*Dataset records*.
>> BEGIN
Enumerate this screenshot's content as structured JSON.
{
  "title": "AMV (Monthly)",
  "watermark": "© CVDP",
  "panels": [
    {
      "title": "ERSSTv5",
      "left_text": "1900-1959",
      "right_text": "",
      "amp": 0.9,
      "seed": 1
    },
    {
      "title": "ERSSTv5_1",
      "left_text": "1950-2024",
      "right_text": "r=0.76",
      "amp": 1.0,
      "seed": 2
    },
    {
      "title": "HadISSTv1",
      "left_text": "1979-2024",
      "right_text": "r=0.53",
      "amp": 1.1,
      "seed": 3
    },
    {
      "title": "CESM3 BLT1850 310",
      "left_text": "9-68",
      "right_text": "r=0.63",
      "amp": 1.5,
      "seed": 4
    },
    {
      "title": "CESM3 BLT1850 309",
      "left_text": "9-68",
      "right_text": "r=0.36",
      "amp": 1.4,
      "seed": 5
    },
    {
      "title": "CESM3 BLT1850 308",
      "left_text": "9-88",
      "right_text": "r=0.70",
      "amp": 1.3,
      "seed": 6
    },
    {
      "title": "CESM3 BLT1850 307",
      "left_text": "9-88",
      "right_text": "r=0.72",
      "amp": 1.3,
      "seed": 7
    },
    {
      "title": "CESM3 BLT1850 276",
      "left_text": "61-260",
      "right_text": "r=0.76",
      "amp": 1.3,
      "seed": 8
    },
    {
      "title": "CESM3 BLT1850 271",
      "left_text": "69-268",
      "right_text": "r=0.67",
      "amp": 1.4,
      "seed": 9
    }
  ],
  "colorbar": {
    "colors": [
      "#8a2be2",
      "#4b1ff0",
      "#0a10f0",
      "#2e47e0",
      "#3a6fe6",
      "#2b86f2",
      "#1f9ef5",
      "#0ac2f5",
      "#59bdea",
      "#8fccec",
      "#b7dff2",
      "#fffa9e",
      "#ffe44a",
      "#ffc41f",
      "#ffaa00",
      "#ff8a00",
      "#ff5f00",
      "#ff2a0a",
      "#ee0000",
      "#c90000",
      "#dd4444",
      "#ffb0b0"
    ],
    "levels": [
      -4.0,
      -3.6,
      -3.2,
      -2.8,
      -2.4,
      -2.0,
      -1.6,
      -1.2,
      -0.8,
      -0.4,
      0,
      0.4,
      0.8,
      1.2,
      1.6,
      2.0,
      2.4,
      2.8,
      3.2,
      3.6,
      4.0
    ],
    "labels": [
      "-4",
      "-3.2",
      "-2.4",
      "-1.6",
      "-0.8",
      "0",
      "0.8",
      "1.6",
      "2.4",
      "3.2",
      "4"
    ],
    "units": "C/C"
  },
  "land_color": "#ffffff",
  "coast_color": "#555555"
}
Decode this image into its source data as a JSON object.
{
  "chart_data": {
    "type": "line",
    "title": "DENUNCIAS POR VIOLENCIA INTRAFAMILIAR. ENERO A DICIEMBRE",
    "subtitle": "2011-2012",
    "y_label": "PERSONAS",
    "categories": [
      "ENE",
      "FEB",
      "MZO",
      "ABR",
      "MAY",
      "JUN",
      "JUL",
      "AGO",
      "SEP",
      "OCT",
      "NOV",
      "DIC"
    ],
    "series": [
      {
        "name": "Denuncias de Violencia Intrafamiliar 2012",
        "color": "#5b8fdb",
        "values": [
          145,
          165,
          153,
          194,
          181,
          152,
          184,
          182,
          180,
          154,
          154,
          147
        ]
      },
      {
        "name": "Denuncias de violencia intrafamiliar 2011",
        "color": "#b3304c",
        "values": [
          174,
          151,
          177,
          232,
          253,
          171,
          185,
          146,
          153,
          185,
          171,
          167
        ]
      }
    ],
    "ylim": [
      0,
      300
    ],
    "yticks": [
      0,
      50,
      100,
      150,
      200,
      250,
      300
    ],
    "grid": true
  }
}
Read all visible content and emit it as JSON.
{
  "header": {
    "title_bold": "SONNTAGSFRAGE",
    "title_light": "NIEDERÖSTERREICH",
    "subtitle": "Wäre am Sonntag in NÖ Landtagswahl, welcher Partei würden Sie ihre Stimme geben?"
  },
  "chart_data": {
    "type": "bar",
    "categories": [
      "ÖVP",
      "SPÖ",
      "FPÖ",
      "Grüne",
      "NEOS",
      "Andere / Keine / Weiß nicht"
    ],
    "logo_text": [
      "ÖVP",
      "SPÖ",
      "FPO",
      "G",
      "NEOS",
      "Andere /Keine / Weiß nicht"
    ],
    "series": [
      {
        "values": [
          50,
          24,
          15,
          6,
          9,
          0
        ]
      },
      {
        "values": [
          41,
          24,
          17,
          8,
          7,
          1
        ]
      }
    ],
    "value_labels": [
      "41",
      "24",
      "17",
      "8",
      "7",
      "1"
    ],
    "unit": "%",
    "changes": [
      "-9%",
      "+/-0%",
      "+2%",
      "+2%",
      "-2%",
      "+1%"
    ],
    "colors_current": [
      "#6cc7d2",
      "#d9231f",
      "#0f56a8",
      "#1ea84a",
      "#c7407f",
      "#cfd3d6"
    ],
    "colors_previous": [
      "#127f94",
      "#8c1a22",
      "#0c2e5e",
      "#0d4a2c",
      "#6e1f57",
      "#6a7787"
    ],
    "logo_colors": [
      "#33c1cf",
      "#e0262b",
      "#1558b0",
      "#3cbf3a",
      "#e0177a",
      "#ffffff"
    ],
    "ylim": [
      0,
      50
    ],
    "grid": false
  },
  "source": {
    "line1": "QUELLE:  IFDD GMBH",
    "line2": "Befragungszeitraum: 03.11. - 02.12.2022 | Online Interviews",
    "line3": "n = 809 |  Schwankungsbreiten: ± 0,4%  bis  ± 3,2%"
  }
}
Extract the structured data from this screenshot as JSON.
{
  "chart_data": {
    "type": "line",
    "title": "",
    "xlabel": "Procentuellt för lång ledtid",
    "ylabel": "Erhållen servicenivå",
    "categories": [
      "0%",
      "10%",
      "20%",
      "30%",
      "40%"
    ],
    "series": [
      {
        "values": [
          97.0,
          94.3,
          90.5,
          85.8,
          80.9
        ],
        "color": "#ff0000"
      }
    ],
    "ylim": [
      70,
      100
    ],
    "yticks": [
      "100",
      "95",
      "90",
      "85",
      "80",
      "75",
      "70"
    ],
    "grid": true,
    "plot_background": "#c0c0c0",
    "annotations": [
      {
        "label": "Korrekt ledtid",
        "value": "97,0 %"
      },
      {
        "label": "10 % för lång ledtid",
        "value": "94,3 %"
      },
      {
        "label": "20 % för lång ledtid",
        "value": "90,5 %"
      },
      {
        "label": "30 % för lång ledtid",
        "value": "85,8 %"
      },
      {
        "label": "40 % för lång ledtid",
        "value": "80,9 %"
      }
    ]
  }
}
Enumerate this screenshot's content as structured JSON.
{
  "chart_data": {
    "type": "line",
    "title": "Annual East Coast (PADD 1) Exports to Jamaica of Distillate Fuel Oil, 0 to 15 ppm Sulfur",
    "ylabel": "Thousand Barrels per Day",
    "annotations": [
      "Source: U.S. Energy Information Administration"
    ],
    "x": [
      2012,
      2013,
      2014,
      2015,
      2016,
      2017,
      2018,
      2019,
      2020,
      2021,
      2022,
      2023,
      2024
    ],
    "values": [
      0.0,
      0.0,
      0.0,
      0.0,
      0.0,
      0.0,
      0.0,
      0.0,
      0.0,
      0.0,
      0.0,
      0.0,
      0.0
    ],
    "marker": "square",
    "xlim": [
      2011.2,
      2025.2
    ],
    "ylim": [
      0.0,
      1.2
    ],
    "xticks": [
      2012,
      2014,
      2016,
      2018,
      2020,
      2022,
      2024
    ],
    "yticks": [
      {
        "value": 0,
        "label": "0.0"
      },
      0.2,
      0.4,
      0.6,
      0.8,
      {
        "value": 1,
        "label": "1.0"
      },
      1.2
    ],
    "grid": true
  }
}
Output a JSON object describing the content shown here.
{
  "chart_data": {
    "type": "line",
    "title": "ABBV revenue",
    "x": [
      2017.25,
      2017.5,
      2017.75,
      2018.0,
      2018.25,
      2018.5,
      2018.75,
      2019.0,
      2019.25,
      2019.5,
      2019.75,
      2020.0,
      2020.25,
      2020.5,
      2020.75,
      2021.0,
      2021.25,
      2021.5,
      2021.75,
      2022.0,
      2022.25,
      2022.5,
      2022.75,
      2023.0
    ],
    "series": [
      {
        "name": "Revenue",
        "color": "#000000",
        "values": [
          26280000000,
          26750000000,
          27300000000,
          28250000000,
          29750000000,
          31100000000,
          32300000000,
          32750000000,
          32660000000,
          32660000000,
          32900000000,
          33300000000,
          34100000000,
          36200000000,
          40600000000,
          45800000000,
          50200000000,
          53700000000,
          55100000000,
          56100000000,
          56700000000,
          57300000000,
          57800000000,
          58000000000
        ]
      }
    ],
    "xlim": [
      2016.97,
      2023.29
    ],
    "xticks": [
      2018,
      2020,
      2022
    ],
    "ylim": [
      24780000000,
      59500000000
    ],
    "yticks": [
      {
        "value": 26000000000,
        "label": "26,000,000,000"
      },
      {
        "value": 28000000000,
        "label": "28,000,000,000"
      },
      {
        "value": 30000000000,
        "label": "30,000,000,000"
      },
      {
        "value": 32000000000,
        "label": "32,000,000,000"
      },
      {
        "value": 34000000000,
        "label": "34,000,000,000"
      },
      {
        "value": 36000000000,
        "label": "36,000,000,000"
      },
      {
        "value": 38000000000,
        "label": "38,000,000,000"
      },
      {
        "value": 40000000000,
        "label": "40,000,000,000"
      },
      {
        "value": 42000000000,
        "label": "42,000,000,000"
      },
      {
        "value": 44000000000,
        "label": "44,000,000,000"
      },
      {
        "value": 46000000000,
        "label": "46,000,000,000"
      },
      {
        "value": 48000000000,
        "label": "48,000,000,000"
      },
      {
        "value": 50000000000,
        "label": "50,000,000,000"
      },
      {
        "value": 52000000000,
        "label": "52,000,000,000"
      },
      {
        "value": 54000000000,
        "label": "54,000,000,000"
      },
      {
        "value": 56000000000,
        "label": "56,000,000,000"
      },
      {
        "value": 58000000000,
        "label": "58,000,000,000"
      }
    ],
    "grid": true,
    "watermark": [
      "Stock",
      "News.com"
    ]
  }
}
>> END
Copy all the lines above that hold the string "object".

*Solution for this task*.
Decode this image into its source data as a JSON object.
Output a JSON object describing the content shown here.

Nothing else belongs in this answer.